*PROBLEM DESCRIPTION:* Report the number of lines where the string "сельского" occurs, and write nothing else.

*DATA FOR THE TASK:*
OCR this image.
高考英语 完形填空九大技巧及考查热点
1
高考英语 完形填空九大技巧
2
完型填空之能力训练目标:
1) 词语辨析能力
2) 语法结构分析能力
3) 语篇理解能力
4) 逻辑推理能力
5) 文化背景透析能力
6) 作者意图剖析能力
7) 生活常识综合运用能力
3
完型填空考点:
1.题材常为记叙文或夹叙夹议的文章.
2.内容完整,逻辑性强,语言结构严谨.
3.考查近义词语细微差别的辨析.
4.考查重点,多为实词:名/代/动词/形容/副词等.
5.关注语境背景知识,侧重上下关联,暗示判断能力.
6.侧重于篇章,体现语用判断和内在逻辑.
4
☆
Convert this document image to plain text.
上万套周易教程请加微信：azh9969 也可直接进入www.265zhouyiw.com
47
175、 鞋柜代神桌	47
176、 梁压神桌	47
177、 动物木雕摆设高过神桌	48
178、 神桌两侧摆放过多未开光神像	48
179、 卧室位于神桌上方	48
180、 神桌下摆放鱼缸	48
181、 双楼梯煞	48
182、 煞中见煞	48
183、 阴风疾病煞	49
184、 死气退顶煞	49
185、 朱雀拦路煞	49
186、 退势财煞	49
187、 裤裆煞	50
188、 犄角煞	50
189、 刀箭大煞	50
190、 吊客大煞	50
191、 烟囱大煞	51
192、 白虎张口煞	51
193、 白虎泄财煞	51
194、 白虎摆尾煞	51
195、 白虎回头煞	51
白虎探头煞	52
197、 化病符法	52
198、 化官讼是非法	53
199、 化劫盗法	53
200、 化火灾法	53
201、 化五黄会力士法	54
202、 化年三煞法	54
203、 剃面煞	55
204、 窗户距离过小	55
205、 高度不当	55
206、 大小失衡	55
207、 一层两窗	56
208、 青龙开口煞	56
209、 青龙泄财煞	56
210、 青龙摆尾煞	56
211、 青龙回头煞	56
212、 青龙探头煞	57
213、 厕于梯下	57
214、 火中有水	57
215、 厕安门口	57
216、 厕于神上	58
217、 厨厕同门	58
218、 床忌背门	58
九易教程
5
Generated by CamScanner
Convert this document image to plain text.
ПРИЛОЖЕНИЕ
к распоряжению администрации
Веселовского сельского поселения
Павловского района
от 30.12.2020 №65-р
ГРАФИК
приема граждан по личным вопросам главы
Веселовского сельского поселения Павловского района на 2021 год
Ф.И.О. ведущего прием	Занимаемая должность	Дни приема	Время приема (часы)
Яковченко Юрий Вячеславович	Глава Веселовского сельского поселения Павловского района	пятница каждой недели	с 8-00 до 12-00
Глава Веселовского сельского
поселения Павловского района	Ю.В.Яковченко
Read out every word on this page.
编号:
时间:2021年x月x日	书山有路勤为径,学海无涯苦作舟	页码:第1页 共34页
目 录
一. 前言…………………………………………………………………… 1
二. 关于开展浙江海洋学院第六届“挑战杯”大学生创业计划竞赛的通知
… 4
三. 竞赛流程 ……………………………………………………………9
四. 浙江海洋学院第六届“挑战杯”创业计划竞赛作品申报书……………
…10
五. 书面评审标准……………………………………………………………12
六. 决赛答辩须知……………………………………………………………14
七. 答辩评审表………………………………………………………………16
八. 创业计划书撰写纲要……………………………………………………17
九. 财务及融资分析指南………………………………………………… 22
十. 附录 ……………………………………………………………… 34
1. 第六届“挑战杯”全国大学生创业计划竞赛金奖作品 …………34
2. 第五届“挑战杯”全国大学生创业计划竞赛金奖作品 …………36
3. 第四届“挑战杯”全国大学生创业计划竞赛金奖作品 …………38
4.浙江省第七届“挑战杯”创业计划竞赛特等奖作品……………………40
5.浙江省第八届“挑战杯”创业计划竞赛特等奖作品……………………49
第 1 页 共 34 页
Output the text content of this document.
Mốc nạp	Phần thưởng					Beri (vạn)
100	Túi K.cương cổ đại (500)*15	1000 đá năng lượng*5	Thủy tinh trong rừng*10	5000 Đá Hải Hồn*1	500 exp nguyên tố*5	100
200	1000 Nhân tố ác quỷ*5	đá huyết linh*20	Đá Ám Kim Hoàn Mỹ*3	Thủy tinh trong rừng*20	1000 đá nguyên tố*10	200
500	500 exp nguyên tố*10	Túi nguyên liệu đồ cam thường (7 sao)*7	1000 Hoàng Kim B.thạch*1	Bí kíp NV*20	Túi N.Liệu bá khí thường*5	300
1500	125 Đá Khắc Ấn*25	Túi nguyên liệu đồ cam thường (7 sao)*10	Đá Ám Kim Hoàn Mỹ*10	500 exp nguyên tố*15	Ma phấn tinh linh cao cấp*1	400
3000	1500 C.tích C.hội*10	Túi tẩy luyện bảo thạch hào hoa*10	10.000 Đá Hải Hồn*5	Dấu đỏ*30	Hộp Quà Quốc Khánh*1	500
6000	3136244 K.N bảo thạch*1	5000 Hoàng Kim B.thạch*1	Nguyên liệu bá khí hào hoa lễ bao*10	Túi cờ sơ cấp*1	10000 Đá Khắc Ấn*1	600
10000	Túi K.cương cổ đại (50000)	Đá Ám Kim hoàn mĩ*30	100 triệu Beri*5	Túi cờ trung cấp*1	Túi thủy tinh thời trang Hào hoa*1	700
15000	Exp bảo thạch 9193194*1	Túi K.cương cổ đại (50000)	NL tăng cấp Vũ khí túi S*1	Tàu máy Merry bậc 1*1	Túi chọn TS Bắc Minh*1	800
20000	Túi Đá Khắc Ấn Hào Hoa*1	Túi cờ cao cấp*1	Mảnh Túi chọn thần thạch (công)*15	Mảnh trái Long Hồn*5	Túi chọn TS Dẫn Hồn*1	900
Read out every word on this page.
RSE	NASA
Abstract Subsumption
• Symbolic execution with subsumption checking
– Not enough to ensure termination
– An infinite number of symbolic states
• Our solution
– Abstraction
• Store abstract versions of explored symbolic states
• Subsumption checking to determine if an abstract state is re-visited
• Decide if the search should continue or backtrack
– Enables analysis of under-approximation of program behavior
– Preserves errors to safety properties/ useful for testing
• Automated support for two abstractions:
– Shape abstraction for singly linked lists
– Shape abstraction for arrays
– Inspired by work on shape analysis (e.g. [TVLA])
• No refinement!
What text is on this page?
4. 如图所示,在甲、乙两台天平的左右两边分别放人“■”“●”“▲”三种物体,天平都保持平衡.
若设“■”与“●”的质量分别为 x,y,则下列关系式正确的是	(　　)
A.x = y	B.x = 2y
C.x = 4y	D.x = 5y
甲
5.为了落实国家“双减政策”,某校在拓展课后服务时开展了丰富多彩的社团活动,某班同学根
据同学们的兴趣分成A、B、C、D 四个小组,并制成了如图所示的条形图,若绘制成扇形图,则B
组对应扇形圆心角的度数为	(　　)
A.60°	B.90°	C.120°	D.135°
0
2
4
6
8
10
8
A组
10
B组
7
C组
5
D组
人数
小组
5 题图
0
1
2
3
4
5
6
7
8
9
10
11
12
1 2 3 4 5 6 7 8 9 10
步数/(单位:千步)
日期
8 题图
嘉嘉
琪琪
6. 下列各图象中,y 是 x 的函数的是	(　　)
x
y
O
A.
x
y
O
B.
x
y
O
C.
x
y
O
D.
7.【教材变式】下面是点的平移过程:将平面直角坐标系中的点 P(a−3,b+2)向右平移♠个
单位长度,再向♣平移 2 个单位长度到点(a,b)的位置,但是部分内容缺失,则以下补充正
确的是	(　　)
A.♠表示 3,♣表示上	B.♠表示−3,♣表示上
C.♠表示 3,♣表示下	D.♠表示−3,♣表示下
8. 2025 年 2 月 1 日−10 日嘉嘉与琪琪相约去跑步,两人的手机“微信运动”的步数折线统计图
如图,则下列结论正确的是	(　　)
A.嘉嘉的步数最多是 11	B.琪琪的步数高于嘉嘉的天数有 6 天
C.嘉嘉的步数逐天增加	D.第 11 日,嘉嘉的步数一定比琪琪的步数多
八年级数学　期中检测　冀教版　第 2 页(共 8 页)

*WRITTEN ANSWER:* 4